Copy out all lines of the records in which the word "овца" appears.

• DATA FOR THIS TASK:
**********

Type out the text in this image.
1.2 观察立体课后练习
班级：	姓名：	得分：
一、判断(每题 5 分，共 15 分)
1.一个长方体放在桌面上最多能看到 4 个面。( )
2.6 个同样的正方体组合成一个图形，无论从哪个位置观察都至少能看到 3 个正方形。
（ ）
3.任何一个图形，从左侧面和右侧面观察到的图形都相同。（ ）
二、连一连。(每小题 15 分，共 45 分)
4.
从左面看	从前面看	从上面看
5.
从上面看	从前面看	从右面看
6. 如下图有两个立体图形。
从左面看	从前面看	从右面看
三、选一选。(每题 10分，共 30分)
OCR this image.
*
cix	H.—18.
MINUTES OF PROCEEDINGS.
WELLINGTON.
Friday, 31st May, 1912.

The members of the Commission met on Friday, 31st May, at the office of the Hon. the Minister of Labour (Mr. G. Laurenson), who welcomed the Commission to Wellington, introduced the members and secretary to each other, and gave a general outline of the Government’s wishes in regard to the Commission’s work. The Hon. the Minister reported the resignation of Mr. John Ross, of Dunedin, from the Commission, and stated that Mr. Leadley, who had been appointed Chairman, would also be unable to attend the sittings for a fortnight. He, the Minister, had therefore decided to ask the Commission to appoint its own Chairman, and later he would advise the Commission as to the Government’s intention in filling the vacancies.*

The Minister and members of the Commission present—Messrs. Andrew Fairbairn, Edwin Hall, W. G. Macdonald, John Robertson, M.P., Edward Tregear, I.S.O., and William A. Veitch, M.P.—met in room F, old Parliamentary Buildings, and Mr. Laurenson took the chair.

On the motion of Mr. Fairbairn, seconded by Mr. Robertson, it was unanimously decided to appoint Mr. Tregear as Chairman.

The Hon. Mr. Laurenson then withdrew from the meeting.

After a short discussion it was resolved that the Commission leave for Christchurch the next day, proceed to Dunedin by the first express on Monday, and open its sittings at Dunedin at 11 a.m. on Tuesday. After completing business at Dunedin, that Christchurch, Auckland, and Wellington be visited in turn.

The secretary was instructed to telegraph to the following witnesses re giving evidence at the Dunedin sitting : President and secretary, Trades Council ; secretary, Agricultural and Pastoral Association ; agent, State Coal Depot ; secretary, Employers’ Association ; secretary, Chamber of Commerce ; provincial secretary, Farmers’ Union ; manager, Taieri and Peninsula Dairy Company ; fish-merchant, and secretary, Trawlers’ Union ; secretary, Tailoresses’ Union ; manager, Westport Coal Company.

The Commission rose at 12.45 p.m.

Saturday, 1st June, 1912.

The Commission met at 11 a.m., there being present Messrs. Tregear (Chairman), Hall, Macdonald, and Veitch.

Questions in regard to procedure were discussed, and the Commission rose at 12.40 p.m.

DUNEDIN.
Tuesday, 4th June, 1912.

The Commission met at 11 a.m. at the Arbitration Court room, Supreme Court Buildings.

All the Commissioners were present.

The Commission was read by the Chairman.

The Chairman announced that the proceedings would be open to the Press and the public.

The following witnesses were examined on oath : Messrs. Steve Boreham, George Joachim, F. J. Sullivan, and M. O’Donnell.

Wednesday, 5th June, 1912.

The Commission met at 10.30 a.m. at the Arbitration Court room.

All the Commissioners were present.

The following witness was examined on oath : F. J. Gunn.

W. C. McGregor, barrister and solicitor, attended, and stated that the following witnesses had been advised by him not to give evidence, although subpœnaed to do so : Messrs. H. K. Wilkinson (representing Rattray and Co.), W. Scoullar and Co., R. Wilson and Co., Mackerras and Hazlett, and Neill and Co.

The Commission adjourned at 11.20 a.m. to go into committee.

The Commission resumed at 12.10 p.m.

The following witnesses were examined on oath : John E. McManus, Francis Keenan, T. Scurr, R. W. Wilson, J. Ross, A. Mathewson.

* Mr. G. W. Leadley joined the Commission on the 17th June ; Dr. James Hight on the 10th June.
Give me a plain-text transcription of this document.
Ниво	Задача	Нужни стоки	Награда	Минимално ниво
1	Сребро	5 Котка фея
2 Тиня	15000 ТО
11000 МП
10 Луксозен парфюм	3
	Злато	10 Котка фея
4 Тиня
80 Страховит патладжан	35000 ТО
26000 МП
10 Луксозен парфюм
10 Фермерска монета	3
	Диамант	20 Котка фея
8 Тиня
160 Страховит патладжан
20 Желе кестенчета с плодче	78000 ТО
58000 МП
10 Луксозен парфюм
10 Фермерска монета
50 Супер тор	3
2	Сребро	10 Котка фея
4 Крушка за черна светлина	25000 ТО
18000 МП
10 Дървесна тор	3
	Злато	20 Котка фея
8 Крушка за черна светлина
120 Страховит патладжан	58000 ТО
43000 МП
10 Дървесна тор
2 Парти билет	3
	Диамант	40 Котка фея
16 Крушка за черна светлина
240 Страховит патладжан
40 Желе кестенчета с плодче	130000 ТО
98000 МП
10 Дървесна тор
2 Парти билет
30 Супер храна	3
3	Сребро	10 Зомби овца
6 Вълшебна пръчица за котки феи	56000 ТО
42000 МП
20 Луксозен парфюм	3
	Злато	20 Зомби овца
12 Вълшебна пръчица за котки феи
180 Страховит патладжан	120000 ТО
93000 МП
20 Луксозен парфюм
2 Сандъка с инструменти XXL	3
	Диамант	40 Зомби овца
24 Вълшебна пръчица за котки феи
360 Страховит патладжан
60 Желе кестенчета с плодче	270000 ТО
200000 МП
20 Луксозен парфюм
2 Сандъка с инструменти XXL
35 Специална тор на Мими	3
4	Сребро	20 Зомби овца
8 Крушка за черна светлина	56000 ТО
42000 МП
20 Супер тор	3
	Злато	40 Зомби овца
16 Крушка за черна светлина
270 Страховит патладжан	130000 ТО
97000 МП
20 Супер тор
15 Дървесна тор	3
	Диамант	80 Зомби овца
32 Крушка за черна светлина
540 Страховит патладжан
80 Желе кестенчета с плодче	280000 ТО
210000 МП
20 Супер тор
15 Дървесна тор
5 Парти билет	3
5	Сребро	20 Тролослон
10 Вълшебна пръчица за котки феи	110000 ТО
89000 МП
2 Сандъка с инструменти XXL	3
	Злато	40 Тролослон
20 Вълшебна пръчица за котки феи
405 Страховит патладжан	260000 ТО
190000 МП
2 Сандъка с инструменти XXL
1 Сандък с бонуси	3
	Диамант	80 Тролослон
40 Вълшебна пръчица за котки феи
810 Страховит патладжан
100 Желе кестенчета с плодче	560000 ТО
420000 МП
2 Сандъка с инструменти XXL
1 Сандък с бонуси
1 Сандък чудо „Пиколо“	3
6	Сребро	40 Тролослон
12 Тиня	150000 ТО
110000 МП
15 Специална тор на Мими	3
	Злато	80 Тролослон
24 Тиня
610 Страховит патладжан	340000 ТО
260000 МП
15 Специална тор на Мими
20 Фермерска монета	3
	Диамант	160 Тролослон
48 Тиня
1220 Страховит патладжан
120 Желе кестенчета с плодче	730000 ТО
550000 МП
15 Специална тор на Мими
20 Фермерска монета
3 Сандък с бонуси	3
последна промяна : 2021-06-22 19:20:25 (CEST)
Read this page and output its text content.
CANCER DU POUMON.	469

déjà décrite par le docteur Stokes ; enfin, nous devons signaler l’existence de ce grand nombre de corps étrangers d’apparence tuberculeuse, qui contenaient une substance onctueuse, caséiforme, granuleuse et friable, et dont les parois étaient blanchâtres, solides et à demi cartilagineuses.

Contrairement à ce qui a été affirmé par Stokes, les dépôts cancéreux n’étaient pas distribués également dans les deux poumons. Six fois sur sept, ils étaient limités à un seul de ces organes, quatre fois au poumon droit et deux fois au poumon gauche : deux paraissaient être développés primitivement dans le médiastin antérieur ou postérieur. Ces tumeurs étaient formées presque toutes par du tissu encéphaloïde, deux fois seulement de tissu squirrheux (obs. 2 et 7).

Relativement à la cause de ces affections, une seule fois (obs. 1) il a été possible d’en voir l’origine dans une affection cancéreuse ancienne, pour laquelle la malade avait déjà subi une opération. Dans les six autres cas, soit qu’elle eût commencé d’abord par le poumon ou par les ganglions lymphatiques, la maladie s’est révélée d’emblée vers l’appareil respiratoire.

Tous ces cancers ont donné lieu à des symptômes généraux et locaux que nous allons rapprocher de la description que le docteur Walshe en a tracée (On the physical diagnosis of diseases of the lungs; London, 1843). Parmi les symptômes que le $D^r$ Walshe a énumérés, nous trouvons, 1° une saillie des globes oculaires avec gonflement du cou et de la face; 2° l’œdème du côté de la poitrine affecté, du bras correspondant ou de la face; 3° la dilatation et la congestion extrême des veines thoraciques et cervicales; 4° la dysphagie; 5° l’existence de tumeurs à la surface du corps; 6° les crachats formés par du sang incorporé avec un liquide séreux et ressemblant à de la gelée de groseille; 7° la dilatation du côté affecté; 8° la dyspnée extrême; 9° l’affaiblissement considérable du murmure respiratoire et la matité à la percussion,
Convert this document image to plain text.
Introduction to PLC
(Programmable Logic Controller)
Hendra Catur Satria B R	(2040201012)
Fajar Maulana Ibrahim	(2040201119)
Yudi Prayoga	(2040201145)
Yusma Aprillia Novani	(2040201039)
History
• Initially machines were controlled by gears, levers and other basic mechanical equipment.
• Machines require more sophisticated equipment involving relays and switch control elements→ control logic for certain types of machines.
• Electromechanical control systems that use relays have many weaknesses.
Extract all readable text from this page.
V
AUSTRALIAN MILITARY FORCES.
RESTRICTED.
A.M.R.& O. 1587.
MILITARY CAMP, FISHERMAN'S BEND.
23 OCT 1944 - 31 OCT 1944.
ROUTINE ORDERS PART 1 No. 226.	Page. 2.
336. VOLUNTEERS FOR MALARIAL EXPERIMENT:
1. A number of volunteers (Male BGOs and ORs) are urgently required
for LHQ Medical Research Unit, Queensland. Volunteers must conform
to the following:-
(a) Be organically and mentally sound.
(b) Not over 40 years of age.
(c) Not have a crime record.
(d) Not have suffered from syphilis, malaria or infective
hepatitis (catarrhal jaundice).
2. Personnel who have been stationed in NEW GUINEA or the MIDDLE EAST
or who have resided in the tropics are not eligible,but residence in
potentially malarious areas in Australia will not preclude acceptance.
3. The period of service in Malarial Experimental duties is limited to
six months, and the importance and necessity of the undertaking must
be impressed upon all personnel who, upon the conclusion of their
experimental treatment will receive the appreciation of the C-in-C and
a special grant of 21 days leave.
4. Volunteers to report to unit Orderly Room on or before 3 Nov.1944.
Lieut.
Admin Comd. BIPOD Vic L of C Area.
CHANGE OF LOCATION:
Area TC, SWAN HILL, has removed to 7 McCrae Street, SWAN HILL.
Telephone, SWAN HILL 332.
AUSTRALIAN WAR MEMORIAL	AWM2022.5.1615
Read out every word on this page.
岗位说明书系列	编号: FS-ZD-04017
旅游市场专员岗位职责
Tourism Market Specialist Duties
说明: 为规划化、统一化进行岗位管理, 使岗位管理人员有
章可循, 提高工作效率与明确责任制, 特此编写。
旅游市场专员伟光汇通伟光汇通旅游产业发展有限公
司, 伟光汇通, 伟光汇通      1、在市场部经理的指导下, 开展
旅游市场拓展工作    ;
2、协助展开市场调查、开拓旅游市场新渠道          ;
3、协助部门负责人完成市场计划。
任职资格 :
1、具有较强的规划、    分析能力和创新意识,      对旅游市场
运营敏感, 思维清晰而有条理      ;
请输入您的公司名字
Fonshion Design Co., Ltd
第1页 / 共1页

**********

• REPLY:
3	Сребро	10 Зомби овца
	Злато	20 Зомби овца
	Диамант	40 Зомби овца
4	Сребро	20 Зомби овца
	Злато	40 Зомби овца
	Диамант	80 Зомби овца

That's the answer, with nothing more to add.